Dataset entries:
* * *
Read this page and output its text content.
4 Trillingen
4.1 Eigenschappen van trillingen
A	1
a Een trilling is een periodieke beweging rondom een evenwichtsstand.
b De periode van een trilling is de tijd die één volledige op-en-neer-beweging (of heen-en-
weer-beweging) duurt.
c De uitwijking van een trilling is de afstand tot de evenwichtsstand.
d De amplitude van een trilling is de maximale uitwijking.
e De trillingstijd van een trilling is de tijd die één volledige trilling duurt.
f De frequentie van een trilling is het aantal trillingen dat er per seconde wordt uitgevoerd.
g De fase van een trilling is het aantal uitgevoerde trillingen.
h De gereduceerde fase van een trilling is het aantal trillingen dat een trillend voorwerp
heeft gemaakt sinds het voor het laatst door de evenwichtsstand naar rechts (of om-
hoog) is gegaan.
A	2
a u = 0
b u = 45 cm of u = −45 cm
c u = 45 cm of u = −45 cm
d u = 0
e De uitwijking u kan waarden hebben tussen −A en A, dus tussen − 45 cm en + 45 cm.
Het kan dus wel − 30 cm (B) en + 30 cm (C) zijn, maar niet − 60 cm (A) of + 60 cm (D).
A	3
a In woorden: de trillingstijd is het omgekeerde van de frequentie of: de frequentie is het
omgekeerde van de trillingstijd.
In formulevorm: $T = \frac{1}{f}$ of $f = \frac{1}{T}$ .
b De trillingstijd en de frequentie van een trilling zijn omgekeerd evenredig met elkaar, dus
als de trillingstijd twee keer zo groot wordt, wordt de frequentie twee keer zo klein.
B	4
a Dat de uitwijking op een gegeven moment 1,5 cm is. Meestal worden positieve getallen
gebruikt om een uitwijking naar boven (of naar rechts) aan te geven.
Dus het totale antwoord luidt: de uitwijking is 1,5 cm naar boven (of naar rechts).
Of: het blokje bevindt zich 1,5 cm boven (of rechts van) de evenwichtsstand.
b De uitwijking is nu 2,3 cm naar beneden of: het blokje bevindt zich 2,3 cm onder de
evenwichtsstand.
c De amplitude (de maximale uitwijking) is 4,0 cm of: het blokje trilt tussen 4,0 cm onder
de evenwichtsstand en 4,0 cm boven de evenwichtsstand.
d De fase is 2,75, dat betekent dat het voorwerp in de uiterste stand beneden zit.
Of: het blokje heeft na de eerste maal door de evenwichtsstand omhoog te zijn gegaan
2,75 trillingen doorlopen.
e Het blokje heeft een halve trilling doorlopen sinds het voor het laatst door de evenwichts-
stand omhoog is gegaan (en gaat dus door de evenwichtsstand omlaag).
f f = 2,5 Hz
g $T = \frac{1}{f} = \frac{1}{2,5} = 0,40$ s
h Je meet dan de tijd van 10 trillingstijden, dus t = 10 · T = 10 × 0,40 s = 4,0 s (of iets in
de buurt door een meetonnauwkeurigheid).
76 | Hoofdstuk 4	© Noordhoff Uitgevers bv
* * *
◆ SHORT EXERCISE
Return only the number of lines in the data above that include the word "frequentie".

◆ EXERCISE RESULT
4